- **EXERCISE AIM**: Pull out from the material below all lines with "semplicemente".

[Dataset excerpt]

-.-.-

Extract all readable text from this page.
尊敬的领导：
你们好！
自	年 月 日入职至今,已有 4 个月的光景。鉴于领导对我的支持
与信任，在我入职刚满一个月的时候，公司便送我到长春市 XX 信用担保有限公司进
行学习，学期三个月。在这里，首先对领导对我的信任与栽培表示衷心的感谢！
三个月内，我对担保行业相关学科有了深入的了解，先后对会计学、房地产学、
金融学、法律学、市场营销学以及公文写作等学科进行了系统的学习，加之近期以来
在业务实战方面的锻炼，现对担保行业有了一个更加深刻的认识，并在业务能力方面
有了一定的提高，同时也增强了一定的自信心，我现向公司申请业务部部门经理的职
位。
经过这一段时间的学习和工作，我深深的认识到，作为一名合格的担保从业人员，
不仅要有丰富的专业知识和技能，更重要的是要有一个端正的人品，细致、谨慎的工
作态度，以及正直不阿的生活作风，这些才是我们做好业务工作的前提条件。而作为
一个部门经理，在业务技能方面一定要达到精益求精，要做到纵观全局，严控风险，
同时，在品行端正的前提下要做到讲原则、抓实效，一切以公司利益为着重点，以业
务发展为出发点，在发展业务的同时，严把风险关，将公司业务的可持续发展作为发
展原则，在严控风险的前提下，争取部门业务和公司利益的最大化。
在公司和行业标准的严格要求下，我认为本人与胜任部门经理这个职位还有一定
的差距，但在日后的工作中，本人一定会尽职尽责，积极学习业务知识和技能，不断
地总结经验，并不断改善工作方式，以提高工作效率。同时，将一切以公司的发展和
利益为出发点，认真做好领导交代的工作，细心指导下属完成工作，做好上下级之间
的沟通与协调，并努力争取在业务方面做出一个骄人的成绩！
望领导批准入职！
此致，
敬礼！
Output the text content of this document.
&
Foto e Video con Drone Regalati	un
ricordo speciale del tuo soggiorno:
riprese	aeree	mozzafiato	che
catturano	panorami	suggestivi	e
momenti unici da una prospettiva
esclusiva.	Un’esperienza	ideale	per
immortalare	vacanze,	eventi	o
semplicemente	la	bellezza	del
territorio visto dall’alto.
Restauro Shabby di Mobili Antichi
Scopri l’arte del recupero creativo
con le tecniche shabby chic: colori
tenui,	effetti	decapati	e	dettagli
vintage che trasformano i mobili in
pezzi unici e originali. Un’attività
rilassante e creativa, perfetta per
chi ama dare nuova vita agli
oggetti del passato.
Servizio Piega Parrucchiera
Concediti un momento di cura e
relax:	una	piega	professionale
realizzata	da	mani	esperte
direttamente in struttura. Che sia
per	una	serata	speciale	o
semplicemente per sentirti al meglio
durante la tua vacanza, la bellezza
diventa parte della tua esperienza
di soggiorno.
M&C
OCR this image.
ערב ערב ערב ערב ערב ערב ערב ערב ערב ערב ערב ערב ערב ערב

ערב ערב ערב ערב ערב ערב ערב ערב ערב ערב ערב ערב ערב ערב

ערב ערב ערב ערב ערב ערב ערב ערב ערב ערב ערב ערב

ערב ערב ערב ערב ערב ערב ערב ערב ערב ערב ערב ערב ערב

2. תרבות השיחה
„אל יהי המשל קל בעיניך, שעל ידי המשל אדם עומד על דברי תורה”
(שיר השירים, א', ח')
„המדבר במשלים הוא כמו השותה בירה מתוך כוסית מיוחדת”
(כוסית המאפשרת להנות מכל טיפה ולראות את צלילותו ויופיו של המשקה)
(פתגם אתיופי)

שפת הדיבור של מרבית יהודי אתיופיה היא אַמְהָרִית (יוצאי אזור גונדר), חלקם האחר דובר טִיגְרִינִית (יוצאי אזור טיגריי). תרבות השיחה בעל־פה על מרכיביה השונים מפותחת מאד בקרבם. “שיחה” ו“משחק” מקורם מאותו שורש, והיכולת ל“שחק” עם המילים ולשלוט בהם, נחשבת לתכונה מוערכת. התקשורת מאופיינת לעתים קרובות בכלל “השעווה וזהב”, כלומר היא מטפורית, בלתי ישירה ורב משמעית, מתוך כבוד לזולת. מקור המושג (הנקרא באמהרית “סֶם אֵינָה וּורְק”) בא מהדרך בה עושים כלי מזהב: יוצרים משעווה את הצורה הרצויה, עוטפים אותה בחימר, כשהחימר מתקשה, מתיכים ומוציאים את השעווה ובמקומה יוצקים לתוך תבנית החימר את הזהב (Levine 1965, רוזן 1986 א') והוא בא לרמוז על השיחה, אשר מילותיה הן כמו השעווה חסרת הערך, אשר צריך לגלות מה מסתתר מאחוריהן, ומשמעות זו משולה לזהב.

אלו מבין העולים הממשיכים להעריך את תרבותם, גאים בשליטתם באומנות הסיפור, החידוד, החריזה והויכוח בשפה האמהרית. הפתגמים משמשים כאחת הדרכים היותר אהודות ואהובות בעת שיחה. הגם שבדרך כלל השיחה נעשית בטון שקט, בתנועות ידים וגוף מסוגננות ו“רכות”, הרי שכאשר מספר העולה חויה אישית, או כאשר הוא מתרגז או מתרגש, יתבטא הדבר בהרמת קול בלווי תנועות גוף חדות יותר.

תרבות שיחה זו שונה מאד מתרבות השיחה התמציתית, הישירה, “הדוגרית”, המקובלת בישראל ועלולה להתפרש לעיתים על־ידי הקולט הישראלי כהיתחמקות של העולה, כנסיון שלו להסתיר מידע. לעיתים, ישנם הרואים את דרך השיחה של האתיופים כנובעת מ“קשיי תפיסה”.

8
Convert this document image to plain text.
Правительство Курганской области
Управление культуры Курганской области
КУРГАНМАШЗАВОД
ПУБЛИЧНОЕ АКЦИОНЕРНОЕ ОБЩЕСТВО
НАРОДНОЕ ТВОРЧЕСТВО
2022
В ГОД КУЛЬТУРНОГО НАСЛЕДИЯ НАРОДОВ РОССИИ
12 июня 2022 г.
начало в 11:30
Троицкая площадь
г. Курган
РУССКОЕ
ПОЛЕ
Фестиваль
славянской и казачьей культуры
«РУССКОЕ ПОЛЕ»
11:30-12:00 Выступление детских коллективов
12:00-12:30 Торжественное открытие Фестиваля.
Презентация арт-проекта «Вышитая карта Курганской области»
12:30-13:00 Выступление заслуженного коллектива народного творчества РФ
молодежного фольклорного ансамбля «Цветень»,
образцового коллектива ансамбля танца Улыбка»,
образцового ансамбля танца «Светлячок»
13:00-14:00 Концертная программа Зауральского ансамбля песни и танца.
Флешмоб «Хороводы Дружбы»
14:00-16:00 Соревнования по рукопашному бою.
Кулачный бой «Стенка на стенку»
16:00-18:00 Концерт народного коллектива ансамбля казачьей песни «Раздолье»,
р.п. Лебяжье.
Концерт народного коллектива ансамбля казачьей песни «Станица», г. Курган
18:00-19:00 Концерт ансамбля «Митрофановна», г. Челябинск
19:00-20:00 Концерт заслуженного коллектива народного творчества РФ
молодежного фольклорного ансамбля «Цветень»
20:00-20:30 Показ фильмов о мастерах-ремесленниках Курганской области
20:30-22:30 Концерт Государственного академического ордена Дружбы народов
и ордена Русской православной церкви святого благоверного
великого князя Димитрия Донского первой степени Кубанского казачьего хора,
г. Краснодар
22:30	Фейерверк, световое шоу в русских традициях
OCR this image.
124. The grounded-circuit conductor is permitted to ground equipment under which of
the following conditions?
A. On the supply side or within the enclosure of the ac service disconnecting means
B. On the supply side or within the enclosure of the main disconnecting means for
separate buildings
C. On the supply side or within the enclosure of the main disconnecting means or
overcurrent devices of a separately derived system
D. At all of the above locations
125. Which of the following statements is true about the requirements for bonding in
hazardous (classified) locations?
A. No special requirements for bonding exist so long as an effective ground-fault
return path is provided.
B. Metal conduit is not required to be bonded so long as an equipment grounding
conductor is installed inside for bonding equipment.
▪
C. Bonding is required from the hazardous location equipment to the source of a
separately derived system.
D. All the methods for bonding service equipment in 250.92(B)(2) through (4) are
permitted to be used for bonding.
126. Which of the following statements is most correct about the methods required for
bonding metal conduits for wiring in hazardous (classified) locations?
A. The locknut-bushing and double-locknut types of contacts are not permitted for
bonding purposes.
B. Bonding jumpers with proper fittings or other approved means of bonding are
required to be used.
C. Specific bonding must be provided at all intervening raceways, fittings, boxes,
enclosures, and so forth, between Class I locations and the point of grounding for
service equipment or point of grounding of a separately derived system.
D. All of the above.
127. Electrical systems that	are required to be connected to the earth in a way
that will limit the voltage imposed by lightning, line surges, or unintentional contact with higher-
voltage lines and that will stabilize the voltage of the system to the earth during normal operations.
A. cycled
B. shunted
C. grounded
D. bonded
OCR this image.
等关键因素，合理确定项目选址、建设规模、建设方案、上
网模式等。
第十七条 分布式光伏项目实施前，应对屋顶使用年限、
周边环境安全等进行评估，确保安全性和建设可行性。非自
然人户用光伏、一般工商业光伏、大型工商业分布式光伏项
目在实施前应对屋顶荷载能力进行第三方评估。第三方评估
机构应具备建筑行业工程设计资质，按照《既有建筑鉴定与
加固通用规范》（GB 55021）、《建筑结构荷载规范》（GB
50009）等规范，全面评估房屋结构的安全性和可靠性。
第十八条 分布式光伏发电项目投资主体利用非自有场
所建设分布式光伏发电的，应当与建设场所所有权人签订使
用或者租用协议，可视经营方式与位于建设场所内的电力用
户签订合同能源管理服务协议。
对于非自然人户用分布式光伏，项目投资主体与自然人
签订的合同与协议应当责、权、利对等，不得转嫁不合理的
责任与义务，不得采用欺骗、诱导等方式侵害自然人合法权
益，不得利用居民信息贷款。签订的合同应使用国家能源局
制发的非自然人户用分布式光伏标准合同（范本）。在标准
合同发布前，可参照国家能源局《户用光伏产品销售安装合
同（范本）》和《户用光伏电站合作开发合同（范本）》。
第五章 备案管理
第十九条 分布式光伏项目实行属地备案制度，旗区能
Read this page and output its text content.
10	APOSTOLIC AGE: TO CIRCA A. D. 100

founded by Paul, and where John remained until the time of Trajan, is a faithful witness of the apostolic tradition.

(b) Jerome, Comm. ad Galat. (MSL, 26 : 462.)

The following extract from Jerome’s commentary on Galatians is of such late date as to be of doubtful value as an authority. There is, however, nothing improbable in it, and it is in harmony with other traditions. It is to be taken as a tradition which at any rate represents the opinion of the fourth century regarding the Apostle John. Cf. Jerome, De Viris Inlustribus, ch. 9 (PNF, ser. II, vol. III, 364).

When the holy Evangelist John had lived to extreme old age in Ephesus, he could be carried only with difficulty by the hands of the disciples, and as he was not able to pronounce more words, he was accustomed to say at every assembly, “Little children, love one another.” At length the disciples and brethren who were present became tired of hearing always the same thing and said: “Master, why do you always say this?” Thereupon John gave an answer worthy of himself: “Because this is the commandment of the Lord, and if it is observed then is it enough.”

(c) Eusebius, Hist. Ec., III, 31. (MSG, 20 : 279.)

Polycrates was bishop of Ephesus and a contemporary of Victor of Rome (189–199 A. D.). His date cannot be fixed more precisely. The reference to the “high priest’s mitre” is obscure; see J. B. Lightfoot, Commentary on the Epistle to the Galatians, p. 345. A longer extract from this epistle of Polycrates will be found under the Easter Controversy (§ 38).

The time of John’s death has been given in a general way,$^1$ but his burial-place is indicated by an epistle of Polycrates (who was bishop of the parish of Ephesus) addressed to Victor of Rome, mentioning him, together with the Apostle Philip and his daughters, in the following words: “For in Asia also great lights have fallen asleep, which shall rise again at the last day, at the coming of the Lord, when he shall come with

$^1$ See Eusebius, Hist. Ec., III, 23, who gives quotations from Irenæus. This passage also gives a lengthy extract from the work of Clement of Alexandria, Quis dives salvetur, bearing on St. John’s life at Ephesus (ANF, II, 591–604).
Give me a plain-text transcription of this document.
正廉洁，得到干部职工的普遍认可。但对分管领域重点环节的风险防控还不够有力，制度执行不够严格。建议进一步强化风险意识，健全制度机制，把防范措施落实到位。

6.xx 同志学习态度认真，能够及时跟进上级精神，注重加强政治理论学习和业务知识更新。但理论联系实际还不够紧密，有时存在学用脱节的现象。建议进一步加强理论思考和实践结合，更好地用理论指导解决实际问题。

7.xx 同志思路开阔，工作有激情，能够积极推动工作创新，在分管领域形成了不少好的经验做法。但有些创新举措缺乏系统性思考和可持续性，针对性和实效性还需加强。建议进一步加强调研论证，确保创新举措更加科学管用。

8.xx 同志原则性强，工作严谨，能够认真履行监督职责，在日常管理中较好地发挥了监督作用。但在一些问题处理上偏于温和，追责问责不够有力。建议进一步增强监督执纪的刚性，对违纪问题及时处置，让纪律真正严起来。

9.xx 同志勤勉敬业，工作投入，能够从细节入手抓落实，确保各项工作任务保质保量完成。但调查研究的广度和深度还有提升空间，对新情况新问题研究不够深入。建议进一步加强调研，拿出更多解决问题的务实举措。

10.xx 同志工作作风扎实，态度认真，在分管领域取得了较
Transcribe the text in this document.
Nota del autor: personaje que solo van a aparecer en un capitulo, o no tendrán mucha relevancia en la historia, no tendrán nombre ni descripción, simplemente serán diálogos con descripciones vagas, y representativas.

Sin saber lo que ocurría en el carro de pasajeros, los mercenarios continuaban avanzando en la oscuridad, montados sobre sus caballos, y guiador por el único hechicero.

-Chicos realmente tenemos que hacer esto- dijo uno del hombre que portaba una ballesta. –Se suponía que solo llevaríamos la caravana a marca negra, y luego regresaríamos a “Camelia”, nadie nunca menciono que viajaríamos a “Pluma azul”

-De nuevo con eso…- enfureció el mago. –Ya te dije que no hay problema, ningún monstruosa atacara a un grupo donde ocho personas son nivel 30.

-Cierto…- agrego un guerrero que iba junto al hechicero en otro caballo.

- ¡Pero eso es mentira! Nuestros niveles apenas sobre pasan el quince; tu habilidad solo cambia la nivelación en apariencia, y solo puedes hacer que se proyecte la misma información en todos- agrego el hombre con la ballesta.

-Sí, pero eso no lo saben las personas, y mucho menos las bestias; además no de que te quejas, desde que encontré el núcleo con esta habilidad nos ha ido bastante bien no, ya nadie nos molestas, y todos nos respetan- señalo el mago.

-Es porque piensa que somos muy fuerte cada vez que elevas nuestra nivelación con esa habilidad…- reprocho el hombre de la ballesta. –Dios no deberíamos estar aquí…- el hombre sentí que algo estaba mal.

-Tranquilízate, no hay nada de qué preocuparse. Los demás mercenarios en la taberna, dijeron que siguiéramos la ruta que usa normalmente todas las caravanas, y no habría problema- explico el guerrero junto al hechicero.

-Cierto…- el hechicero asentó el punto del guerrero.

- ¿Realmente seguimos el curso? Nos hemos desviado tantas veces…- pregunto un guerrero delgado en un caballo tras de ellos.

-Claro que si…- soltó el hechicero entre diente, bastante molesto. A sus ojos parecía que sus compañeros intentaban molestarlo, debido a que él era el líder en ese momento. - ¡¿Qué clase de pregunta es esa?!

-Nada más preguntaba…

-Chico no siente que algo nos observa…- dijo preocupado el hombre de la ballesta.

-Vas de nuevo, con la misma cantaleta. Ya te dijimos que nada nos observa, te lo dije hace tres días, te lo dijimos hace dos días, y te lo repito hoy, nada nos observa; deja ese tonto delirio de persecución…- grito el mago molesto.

-.-.-

- **EXERCISE SOLUTION**:
semplicemente	la	bellezza	del
semplicemente per sentirti al meglio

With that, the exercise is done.